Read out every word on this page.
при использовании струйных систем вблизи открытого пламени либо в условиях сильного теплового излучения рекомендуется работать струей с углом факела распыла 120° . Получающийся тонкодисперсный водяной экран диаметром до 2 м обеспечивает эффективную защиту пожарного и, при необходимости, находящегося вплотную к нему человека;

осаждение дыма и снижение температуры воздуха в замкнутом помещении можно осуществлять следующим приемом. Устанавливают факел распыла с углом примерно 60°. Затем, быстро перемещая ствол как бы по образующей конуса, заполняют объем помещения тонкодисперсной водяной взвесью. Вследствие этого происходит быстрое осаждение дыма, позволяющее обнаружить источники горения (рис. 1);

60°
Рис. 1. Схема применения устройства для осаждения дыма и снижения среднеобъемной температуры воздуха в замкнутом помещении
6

-=-=-

■ The request:
Every record above needs to be repeated word for word.

■ Worked solution:
Read out every word on this page.
при использовании струйных систем вблизи открытого пламени либо в условиях сильного теплового излучения рекомендуется работать струей с углом факела распыла 120° . Получающийся тонкодисперсный водяной экран диаметром до 2 м обеспечивает эффективную защиту пожарного и, при необходимости, находящегося вплотную к нему человека;

осаждение дыма и снижение температуры воздуха в замкнутом помещении можно осуществлять следующим приемом. Устанавливают факел распыла с углом примерно 60°. Затем, быстро перемещая ствол как бы по образующей конуса, заполняют объем помещения тонкодисперсной водяной взвесью. Вследствие этого происходит быстрое осаждение дыма, позволяющее обнаружить источники горения (рис. 1);

60°
Рис. 1. Схема применения устройства для осаждения дыма и снижения среднеобъемной температуры воздуха в замкнутом помещении
6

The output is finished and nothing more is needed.